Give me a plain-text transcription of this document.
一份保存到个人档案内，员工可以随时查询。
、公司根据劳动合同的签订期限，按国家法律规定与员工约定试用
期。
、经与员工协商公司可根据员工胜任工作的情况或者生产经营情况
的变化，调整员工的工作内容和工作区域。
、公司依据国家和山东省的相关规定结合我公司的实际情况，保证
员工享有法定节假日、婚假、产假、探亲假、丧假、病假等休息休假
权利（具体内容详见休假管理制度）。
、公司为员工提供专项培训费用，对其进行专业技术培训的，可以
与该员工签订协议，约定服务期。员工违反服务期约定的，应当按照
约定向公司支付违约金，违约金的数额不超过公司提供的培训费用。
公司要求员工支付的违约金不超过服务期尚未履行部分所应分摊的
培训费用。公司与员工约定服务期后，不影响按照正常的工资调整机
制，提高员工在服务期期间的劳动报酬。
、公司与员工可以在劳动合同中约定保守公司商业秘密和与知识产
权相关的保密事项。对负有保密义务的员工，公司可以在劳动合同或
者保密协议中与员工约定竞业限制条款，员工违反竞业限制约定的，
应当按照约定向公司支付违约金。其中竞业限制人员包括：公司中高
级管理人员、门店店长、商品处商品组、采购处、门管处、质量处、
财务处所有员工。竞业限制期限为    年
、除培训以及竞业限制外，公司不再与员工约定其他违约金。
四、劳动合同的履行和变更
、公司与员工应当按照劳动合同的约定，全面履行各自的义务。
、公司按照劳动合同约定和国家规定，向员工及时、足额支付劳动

::::::::::

Given problem: Return every entry exactly as given.

Answer to the task:
Give me a plain-text transcription of this document.
一份保存到个人档案内，员工可以随时查询。
、公司根据劳动合同的签订期限，按国家法律规定与员工约定试用
期。
、经与员工协商公司可根据员工胜任工作的情况或者生产经营情况
的变化，调整员工的工作内容和工作区域。
、公司依据国家和山东省的相关规定结合我公司的实际情况，保证
员工享有法定节假日、婚假、产假、探亲假、丧假、病假等休息休假
权利（具体内容详见休假管理制度）。
、公司为员工提供专项培训费用，对其进行专业技术培训的，可以
与该员工签订协议，约定服务期。员工违反服务期约定的，应当按照
约定向公司支付违约金，违约金的数额不超过公司提供的培训费用。
公司要求员工支付的违约金不超过服务期尚未履行部分所应分摊的
培训费用。公司与员工约定服务期后，不影响按照正常的工资调整机
制，提高员工在服务期期间的劳动报酬。
、公司与员工可以在劳动合同中约定保守公司商业秘密和与知识产
权相关的保密事项。对负有保密义务的员工，公司可以在劳动合同或
者保密协议中与员工约定竞业限制条款，员工违反竞业限制约定的，
应当按照约定向公司支付违约金。其中竞业限制人员包括：公司中高
级管理人员、门店店长、商品处商品组、采购处、门管处、质量处、
财务处所有员工。竞业限制期限为    年
、除培训以及竞业限制外，公司不再与员工约定其他违约金。
四、劳动合同的履行和变更
、公司与员工应当按照劳动合同的约定，全面履行各自的义务。
、公司按照劳动合同约定和国家规定，向员工及时、足额支付劳动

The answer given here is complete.